▸ EXERCICE
Écrivez la suite de l'article sur le chef de peloton ivre au carrefour d'Antanimena, en reprenant après sa dernière phrase.

▸ EXTRAIT FOURNI
_____
Faits divers

Antanimena – Un chef de peloton sème la terreur

Ce coup de théâtre est survenu au carrefour d’Antanimena.

Ivre, le chef d’un peloton mobile en patrouille à Antanimena a chargé son semi-automatique en pleine rue, dimanche à 23h. Il a fait peur à la police et aux noctambules.

Trouble-fête. Alors que la liesse suite à la victoire des Barea s’est poursuivie tard dans la nuit de dimanche pour certains noctambules, à Antanimena, un béret rouge a semé la panique avec son arme de service. Ce sous-officier supérieur qui appartiendrait au premier régiment du génie militaire (1er RG) d’Ampahibe, dirigeait deux hommes dans son peloton mobile (PM) chargé de patrouille dans cette zone. Apparemment sous l’emprise de l’alcool, il a perdu contrôle, selon les témoignages glanés.
Vers 23h, ses éléments ont rejoint les policiers du commissariat du troisième arrondissement déployés à proximité pour demander de l’aide. « Ils ont expliqué que leur chef était ivre et se trouve au rond-point d’Antanimena, en train de charger son pistolet. Arrivés sur place, nous ignorions ce qu’il comptait faire, mais on avait l’impression qu’il allait certainement ouvrir le feu», relate un officier de police. Ce PM venait de parcourir Ankadivato et c’est rendu au carrefour où son chef a provoqué du désordre.
Pris de panique, les automobilistes ont dû ralentir pour ne pas lui mettre les nerfs. « En fait, ce gradé armé a eu l’air très énervé. Nous avons alors fait semblant de nous écarter un peu et obligé ses deux hommes de s’approcher de lui car il pourrait nous tirer dessus s’il nous voyait venir l’arrêter», décrit l’officier sur les
circonstances des faits.
_____
▸ DONNÉES FOURNIES

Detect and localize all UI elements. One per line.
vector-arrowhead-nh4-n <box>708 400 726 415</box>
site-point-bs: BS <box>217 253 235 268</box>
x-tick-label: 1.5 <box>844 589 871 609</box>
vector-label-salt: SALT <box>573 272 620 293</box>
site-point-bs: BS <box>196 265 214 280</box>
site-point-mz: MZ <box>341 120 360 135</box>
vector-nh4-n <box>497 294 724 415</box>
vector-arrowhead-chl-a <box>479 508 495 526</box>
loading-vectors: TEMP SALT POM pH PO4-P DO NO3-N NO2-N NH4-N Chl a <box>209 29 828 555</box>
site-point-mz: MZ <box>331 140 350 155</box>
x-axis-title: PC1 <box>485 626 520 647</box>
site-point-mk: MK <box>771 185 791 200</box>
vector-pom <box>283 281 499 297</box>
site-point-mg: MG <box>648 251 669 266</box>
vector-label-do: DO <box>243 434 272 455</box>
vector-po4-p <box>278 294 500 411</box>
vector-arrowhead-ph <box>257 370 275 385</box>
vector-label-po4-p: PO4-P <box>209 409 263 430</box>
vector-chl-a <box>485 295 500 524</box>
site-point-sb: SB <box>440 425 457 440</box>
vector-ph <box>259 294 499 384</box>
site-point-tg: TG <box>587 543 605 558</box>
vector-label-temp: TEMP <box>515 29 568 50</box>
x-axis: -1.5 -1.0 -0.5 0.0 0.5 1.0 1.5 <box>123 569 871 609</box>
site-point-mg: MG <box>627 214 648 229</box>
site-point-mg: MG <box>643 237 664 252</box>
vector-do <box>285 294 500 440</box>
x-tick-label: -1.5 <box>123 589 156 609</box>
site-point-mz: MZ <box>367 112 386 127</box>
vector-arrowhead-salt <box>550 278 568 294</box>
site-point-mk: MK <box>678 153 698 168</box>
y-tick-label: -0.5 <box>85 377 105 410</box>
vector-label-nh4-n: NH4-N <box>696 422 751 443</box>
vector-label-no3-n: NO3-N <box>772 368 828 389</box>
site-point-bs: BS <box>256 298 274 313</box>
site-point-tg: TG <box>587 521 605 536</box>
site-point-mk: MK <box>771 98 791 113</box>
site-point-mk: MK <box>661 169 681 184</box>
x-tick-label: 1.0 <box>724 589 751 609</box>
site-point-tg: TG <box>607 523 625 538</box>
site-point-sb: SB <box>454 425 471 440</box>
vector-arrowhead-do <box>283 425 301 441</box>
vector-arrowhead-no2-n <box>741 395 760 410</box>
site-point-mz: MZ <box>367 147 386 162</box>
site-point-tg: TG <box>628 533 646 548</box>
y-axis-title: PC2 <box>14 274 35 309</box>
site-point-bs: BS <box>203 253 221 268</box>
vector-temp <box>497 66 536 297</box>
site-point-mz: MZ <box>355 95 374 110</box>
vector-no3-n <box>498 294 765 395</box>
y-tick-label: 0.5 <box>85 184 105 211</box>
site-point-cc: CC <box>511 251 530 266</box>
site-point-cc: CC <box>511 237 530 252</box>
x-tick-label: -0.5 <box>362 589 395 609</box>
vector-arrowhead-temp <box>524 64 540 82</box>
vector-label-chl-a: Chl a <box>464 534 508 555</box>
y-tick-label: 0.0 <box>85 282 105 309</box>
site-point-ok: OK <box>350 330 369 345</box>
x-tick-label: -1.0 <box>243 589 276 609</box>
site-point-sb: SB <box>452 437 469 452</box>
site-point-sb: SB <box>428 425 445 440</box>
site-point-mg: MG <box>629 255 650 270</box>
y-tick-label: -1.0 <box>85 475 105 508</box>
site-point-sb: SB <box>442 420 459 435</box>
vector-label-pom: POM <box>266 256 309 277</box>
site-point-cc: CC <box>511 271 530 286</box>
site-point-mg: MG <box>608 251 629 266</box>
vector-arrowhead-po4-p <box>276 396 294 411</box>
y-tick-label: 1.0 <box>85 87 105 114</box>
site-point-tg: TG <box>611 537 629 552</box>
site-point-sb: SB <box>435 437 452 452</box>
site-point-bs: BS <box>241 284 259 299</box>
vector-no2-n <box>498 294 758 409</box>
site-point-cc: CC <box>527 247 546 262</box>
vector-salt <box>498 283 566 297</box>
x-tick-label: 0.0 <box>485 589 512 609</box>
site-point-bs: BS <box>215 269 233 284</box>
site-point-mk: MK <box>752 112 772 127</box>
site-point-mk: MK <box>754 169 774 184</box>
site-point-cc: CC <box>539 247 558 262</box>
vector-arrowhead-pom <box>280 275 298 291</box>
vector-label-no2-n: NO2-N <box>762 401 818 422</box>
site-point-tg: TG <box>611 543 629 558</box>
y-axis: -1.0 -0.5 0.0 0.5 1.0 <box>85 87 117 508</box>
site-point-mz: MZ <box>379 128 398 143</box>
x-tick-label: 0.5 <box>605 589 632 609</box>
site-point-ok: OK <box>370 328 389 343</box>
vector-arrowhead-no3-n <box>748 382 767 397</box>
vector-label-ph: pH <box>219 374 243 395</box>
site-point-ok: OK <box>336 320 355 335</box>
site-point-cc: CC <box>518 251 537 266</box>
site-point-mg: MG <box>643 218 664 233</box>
_____
▸ ZONE DE RÉPONSE
Une détonation
Ce béret rouge a commencé à prendre la fuite en faisant des zigzags, lorsque ses coéquipiers allaient le désarmer. Il s’est sauvé sur la route vers Ankorondrano.
« Dès le début de la course-poursuite qui a causé une confusion totale, une policière a pris ses jambes à son cou. Au même moment, une forte détonation a résonné. Nous ne savons pas si le fuyard avait fait un tir en l’air ou quelqu’un d’autre aurait profité de jeter un pétard, mais c’était retentissant », témoigne un civil.
« Les deux soldats ont finalement réussi à récupérer le semi-automatique Makarov, mais leur chef est parvenu à glisser entre les mailles du filet de la police. Il est resté introuvable durant toute la nuit », précise un agent, présent sur place. L’arme a été rapportée à la police qui l’a immédiatement déchargée. Ce coup de théâtre n’a heureusement fait aucune victime.
Interrogés, des supérieurs à l’État-major général de l’Armée malagasy seraient en train de se renseigner sur cet événement montrant un comportement qui dévie de la bonne conduite des militaires.